- _THE PROBLEM_
Copy the part that opens with the line containing "Detect and localize" and closes with the line containing "x-tick-date-est: 11/12 [162,452,192,463]", substituting "UTC" for every "GMT" and leaving everything else as it is.
======
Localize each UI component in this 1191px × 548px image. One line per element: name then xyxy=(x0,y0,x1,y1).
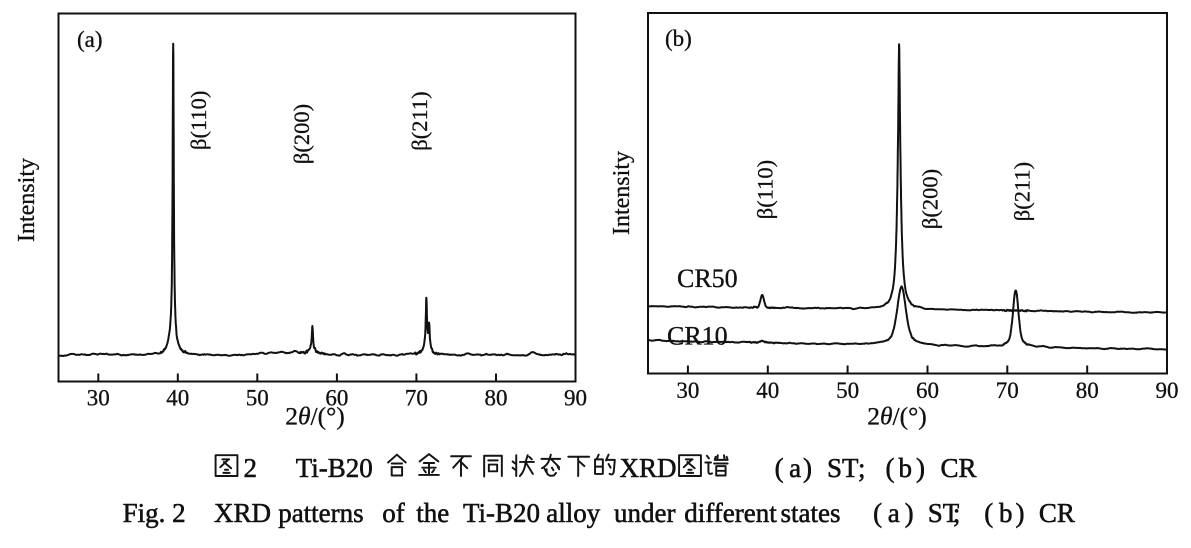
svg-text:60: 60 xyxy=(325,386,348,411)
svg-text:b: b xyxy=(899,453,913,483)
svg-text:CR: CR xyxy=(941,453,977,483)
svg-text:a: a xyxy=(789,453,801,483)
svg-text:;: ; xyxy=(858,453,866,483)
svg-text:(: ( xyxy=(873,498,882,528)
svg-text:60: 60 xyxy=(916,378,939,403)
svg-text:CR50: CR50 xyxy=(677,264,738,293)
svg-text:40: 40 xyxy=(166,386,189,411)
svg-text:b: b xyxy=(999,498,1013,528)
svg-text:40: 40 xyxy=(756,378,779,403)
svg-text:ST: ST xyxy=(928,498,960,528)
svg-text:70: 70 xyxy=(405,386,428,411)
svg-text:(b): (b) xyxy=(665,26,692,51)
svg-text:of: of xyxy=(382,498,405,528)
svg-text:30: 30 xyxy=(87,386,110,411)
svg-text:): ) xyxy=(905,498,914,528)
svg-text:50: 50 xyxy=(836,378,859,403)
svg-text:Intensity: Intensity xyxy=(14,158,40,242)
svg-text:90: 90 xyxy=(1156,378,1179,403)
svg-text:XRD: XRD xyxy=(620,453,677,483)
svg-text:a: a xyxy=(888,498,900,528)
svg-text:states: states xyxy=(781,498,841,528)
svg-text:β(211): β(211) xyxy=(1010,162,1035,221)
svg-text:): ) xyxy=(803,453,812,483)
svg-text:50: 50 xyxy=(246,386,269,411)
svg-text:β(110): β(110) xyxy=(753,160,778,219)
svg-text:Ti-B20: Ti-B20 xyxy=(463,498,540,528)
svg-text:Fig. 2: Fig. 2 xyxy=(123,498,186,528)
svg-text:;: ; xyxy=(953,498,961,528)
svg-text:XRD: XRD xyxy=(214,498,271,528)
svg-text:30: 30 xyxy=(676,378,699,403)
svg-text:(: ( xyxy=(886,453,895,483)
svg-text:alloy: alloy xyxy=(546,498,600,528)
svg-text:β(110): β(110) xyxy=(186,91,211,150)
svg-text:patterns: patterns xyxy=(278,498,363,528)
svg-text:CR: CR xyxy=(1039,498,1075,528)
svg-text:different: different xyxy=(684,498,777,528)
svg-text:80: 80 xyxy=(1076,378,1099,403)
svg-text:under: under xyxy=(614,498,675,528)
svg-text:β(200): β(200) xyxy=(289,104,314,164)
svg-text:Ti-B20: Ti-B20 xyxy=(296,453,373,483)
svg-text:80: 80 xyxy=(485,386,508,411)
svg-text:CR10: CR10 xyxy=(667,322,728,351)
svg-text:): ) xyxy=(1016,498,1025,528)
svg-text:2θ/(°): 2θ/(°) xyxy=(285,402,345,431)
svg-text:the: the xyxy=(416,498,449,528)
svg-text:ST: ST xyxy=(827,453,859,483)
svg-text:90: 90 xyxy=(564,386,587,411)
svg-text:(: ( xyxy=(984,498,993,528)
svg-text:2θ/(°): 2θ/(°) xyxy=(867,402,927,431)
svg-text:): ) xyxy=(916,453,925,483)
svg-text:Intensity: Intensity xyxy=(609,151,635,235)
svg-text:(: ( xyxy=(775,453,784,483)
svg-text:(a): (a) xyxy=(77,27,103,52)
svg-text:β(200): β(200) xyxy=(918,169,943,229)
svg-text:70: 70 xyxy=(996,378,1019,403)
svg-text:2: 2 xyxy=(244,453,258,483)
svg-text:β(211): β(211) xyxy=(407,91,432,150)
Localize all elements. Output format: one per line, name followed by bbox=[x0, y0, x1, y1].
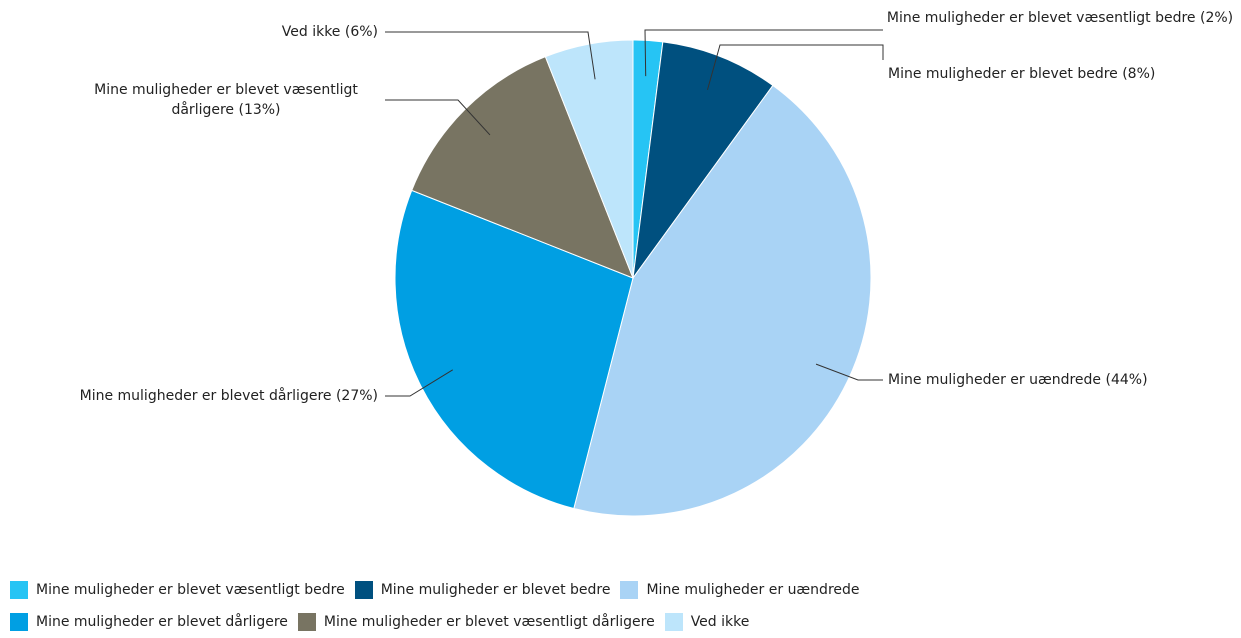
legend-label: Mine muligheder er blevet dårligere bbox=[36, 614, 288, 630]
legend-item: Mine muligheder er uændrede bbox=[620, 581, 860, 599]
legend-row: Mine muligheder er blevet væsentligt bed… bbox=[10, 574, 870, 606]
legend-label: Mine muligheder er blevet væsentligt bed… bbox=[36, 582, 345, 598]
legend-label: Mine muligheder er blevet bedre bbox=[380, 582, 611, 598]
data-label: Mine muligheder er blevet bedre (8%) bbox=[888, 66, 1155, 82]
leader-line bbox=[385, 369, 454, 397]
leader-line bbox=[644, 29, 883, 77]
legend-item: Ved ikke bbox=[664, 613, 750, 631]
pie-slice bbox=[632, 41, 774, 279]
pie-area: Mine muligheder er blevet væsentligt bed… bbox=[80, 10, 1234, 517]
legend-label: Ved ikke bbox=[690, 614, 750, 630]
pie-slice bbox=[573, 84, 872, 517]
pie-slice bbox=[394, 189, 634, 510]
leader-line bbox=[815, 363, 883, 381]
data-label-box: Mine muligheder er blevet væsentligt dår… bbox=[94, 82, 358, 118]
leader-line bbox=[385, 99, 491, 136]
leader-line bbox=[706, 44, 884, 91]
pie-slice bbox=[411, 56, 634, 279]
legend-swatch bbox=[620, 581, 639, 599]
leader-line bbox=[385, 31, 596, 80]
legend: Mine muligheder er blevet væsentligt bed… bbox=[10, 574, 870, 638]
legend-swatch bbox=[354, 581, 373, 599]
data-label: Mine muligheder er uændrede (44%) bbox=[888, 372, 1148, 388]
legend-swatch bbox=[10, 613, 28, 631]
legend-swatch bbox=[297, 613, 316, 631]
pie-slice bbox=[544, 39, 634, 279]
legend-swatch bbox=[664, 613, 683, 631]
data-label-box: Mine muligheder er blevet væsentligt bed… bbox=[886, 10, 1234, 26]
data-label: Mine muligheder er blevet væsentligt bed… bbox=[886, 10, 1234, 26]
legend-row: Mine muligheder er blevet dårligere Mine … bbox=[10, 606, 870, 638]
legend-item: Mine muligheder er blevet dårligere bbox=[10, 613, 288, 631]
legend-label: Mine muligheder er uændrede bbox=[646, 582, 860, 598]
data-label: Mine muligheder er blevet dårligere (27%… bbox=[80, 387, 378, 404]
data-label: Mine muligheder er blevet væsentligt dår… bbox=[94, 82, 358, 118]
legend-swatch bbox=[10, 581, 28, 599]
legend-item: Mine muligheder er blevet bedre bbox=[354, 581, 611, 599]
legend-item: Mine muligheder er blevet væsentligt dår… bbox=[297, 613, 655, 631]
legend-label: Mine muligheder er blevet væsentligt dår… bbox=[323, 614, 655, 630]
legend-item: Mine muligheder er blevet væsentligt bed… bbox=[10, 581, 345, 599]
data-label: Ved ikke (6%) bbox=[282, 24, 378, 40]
======
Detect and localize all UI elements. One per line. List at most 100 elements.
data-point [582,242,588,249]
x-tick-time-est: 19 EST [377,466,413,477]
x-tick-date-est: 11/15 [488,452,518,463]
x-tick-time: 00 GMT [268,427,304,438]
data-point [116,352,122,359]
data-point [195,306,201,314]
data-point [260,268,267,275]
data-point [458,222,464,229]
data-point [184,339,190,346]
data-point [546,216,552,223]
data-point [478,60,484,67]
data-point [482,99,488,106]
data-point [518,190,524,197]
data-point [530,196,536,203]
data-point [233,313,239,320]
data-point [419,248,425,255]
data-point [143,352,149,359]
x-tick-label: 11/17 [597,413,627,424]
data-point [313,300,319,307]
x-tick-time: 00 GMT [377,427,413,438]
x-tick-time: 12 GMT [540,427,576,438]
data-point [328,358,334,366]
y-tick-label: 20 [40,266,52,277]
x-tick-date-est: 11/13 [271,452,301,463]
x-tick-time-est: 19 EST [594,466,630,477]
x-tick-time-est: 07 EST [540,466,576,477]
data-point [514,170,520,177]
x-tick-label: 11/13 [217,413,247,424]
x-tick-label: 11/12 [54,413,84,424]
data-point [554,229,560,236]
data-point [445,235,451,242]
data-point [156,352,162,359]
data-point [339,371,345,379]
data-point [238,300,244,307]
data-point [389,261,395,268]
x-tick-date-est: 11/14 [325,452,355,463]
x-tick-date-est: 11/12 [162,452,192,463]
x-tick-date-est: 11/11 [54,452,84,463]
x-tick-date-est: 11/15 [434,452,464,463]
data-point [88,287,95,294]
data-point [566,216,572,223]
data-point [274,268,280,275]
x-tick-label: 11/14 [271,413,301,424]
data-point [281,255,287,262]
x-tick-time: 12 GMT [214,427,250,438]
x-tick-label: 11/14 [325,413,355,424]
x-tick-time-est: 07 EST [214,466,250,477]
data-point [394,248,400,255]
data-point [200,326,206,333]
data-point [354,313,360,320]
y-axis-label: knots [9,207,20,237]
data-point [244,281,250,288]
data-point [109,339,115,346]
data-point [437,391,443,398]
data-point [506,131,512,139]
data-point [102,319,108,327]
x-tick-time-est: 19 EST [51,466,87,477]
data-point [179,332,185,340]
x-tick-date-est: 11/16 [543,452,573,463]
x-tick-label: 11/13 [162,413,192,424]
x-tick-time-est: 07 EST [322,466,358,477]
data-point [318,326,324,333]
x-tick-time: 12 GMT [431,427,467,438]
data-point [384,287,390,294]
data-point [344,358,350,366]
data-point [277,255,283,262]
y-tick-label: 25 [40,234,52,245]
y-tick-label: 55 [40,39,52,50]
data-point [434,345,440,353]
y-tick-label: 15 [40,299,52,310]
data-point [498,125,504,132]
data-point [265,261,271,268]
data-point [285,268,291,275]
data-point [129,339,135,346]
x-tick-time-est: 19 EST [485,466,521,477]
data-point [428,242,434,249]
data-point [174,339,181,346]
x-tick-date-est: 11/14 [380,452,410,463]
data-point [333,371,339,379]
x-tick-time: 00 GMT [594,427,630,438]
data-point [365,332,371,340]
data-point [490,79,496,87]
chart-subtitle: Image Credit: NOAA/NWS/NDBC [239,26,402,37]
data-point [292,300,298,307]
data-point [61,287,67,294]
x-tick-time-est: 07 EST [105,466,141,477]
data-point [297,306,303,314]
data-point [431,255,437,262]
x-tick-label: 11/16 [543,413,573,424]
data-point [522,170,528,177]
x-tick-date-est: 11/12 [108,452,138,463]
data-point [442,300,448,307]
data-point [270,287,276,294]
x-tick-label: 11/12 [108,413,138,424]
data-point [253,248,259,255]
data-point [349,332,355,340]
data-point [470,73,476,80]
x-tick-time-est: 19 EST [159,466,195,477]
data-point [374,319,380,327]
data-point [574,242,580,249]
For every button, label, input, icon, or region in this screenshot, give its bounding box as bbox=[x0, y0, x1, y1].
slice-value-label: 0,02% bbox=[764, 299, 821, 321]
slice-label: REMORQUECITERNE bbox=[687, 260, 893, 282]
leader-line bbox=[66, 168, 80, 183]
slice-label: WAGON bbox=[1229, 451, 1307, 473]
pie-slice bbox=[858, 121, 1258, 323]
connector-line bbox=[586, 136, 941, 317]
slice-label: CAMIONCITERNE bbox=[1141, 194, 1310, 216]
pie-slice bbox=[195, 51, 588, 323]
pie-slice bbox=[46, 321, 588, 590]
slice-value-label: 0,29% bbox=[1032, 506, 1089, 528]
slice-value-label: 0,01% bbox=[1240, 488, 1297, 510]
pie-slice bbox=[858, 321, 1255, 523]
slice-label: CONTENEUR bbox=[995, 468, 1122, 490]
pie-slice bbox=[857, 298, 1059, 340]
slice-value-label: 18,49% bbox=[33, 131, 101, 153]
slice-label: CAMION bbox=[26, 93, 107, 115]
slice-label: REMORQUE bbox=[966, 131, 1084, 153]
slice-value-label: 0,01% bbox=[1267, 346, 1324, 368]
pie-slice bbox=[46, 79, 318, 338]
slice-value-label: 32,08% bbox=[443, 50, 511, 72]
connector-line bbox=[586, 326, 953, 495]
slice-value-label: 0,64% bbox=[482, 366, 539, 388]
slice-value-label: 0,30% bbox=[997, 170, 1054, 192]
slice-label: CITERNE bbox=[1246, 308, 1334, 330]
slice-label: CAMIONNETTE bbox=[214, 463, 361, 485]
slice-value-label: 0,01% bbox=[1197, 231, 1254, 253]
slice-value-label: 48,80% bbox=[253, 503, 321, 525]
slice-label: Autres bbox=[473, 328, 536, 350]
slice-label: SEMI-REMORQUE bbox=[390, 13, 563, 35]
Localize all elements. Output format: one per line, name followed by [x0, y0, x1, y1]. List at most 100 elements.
======
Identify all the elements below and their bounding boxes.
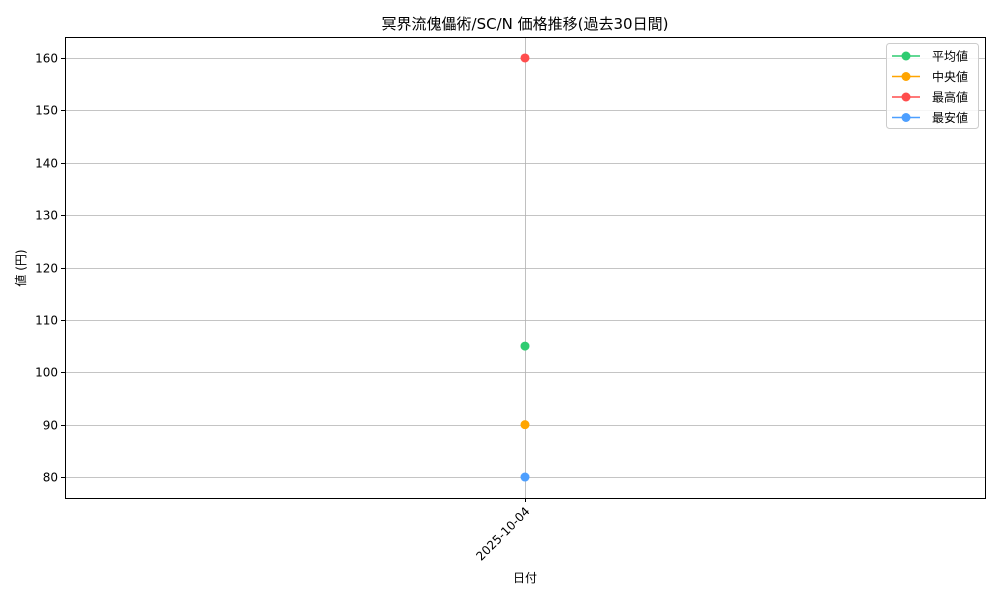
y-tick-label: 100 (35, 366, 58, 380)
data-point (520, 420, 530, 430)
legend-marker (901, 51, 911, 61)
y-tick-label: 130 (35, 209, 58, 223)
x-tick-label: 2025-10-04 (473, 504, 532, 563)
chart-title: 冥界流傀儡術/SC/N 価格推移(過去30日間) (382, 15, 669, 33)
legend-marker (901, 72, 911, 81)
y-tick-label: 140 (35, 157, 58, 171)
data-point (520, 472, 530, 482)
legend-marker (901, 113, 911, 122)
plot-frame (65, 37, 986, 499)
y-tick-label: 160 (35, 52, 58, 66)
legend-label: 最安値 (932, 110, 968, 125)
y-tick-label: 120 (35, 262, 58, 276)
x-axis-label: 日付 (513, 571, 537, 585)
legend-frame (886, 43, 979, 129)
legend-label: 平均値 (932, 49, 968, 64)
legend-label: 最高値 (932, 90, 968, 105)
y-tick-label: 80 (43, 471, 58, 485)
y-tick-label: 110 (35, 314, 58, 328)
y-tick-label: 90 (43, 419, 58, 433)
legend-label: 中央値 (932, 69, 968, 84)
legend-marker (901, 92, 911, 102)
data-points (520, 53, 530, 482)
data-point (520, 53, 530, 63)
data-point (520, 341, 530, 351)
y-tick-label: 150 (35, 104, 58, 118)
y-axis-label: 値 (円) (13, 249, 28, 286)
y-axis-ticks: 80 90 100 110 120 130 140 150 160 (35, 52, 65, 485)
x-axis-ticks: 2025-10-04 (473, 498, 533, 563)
======
- _FINISHED EXERCISE_
Detect and localize all UI elements. One per line. List at most 100 elements.
data-point [582,242,588,249]
x-tick-time-est: 19 EST [377,466,413,477]
x-tick-date-est: 11/15 [488,452,518,463]
x-tick-time: 00 UTC [268,427,304,438]
data-point [116,352,122,359]
data-point [195,306,201,314]
data-point [260,268,267,275]
data-point [458,222,464,229]
data-point [184,339,190,346]
data-point [546,216,552,223]
data-point [478,60,484,67]
data-point [482,99,488,106]
data-point [518,190,524,197]
data-point [530,196,536,203]
data-point [233,313,239,320]
data-point [419,248,425,255]
data-point [143,352,149,359]
x-tick-label: 11/17 [597,413,627,424]
data-point [313,300,319,307]
x-tick-time: 00 UTC [377,427,413,438]
x-tick-time: 12 UTC [540,427,576,438]
data-point [328,358,334,366]
y-tick-label: 20 [40,266,52,277]
x-tick-date-est: 11/13 [271,452,301,463]
x-tick-time-est: 19 EST [594,466,630,477]
x-tick-time-est: 07 EST [540,466,576,477]
data-point [514,170,520,177]
x-tick-label: 11/13 [217,413,247,424]
x-tick-label: 11/12 [54,413,84,424]
data-point [554,229,560,236]
data-point [445,235,451,242]
data-point [156,352,162,359]
data-point [339,371,345,379]
data-point [238,300,244,307]
data-point [389,261,395,268]
x-tick-date-est: 11/14 [325,452,355,463]
x-tick-date-est: 11/12 [162,452,192,463]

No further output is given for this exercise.